* WHAT IS BEING ASKED *
Using the data below, gather each line that includes the word "JSON".

* MATERIAL PROVIDED *

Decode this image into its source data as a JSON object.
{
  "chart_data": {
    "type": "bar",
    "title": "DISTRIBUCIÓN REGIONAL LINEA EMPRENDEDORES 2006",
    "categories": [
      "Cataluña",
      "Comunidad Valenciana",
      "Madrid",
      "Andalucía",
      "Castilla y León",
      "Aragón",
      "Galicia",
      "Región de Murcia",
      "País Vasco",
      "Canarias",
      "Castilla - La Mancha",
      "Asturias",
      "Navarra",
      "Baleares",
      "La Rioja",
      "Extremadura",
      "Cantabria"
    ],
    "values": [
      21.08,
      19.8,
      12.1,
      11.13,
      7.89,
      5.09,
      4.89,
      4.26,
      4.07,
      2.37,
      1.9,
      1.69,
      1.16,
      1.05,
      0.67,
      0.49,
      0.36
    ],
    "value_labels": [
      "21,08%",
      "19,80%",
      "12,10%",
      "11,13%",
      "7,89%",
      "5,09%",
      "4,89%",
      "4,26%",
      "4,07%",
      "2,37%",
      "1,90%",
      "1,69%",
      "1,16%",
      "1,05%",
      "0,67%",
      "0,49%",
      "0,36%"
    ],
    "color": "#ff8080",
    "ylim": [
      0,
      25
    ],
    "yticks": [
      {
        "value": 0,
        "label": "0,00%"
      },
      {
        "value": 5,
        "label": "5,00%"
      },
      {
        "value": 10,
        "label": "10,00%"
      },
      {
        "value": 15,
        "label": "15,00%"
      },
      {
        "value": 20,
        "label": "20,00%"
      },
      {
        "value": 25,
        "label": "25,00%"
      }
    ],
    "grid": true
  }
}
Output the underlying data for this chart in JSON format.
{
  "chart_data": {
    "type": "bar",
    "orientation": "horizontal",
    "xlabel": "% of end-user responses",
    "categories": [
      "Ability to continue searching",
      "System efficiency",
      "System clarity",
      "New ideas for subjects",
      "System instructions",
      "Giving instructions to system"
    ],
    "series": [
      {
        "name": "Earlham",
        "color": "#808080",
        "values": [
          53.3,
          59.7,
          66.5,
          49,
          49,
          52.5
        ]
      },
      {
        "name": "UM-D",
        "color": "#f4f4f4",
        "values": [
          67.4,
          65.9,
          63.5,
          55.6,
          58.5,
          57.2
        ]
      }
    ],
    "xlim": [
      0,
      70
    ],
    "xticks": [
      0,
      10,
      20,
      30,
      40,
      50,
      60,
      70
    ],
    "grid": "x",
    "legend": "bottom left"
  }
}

* TASK OUTPUT *
Decode this image into its source data as a JSON object.
Output the underlying data for this chart in JSON format.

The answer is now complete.